# [Work instructions]
The records that follow must be repeated verbatim, every one of them.

# [Entries supplied]
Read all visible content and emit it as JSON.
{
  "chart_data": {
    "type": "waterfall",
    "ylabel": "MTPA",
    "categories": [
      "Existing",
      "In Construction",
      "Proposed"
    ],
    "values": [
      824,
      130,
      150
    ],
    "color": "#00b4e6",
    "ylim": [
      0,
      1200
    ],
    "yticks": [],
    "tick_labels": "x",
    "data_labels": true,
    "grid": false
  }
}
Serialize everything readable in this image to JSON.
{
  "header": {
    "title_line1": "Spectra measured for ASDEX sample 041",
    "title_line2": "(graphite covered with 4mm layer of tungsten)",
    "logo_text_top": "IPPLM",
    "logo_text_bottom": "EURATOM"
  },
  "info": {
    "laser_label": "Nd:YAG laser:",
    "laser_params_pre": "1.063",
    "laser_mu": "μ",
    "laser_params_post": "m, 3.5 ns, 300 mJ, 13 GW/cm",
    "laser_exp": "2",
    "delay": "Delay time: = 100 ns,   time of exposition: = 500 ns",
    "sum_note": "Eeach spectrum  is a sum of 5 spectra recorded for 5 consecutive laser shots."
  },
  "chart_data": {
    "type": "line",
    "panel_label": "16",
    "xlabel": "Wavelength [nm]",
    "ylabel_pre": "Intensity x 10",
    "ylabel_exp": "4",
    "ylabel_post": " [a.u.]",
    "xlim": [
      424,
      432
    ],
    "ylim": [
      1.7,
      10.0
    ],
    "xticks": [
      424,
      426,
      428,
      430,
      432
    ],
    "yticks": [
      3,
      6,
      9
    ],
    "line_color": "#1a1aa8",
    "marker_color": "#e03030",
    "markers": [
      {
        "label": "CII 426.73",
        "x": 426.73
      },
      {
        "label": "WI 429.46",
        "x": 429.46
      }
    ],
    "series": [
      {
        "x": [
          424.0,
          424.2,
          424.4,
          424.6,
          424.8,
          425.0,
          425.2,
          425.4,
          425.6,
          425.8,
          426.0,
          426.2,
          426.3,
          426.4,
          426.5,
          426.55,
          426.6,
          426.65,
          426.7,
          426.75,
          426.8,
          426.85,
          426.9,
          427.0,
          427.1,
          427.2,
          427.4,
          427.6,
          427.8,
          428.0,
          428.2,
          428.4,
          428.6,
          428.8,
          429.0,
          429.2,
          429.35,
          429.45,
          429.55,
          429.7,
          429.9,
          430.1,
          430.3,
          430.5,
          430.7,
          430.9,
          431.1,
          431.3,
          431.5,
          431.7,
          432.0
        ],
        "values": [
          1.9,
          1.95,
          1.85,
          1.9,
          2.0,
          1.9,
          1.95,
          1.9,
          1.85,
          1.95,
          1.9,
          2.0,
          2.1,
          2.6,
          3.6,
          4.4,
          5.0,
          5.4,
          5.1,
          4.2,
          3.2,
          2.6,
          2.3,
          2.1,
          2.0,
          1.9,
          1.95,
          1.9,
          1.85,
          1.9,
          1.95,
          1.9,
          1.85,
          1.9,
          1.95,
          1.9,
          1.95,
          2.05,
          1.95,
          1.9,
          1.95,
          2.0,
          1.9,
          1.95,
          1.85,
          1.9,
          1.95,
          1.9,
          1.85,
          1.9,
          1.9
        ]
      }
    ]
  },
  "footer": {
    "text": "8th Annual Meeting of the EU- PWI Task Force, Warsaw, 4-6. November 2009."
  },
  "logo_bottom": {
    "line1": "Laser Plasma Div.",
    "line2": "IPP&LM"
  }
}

# [Result below]
Read all visible content and emit it as JSON.
{
  "chart_data": {
    "type": "waterfall",
    "ylabel": "MTPA",
    "categories": [
      "Existing",
      "In Construction",
      "Proposed"
    ],
    "values": [
      824,
      130,
      150
    ],
    "color": "#00b4e6",
    "ylim": [
      0,
      1200
    ],
    "yticks": [],
    "tick_labels": "x",
    "data_labels": true,
    "grid": false
  }
}
Serialize everything readable in this image to JSON.
{
  "header": {
    "title_line1": "Spectra measured for ASDEX sample 041",
    "title_line2": "(graphite covered with 4mm layer of tungsten)",
    "logo_text_top": "IPPLM",
    "logo_text_bottom": "EURATOM"
  },
  "info": {
    "laser_label": "Nd:YAG laser:",
    "laser_params_pre": "1.063",
    "laser_mu": "μ",
    "laser_params_post": "m, 3.5 ns, 300 mJ, 13 GW/cm",
    "laser_exp": "2",
    "delay": "Delay time: = 100 ns,   time of exposition: = 500 ns",
    "sum_note": "Eeach spectrum  is a sum of 5 spectra recorded for 5 consecutive laser shots."
  },
  "chart_data": {
    "type": "line",
    "panel_label": "16",
    "xlabel": "Wavelength [nm]",
    "ylabel_pre": "Intensity x 10",
    "ylabel_exp": "4",
    "ylabel_post": " [a.u.]",
    "xlim": [
      424,
      432
    ],
    "ylim": [
      1.7,
      10.0
    ],
    "xticks": [
      424,
      426,
      428,
      430,
      432
    ],
    "yticks": [
      3,
      6,
      9
    ],
    "line_color": "#1a1aa8",
    "marker_color": "#e03030",
    "markers": [
      {
        "label": "CII 426.73",
        "x": 426.73
      },
      {
        "label": "WI 429.46",
        "x": 429.46
      }
    ],
    "series": [
      {
        "x": [
          424.0,
          424.2,
          424.4,
          424.6,
          424.8,
          425.0,
          425.2,
          425.4,
          425.6,
          425.8,
          426.0,
          426.2,
          426.3,
          426.4,
          426.5,
          426.55,
          426.6,
          426.65,
          426.7,
          426.75,
          426.8,
          426.85,
          426.9,
          427.0,
          427.1,
          427.2,
          427.4,
          427.6,
          427.8,
          428.0,
          428.2,
          428.4,
          428.6,
          428.8,
          429.0,
          429.2,
          429.35,
          429.45,
          429.55,
          429.7,
          429.9,
          430.1,
          430.3,
          430.5,
          430.7,
          430.9,
          431.1,
          431.3,
          431.5,
          431.7,
          432.0
        ],
        "values": [
          1.9,
          1.95,
          1.85,
          1.9,
          2.0,
          1.9,
          1.95,
          1.9,
          1.85,
          1.95,
          1.9,
          2.0,
          2.1,
          2.6,
          3.6,
          4.4,
          5.0,
          5.4,
          5.1,
          4.2,
          3.2,
          2.6,
          2.3,
          2.1,
          2.0,
          1.9,
          1.95,
          1.9,
          1.85,
          1.9,
          1.95,
          1.9,
          1.85,
          1.9,
          1.95,
          1.9,
          1.95,
          2.05,
          1.95,
          1.9,
          1.95,
          2.0,
          1.9,
          1.95,
          1.85,
          1.9,
          1.95,
          1.9,
          1.85,
          1.9,
          1.9
        ]
      }
    ]
  },
  "footer": {
    "text": "8th Annual Meeting of the EU- PWI Task Force, Warsaw, 4-6. November 2009."
  },
  "logo_bottom": {
    "line1": "Laser Plasma Div.",
    "line2": "IPP&LM"
  }
}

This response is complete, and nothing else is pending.